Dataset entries
START

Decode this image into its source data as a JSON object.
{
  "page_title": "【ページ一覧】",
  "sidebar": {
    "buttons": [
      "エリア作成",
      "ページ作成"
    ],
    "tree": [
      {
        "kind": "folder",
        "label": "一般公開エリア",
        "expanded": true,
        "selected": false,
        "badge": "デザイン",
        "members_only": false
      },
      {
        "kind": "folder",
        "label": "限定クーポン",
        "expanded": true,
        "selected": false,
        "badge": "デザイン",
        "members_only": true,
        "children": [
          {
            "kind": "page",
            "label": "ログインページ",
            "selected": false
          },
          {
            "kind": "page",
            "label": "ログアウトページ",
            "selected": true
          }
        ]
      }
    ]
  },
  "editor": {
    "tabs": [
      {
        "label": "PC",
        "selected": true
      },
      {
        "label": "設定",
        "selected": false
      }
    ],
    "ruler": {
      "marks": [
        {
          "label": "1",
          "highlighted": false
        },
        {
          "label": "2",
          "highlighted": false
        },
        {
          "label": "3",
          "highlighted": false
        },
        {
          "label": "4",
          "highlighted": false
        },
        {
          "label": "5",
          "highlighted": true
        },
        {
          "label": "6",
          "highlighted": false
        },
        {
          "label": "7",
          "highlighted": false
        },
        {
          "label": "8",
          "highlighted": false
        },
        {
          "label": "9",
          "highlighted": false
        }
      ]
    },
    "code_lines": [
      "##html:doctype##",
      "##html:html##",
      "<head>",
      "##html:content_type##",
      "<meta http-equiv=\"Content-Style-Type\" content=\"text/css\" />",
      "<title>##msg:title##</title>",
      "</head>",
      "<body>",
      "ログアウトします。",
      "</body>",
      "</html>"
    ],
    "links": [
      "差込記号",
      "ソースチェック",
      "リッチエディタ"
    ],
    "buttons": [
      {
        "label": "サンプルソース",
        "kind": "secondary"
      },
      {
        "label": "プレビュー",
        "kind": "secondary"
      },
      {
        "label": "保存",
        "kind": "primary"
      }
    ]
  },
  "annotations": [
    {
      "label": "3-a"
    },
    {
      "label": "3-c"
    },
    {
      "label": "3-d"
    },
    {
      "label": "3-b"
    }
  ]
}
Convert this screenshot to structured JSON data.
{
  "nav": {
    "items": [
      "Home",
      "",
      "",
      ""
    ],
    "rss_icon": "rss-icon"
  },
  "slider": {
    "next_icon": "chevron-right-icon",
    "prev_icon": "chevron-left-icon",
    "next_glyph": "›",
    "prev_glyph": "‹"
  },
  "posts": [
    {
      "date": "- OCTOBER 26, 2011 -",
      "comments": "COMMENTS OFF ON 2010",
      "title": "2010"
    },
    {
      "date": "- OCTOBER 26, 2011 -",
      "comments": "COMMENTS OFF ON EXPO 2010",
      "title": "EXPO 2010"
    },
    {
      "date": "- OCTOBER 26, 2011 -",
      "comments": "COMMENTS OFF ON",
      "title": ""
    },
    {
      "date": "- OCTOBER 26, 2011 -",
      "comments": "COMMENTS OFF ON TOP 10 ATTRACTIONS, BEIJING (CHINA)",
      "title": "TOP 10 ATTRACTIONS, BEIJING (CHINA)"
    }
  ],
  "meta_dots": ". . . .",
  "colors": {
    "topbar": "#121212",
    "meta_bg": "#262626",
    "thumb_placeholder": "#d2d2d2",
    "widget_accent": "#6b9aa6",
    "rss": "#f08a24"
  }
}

END

What to work on
Only lines holding the string "JSON" are wanted; gather each one from the entries above.

Answer for this exercise
Decode this image into its source data as a JSON object.
Convert this screenshot to structured JSON data.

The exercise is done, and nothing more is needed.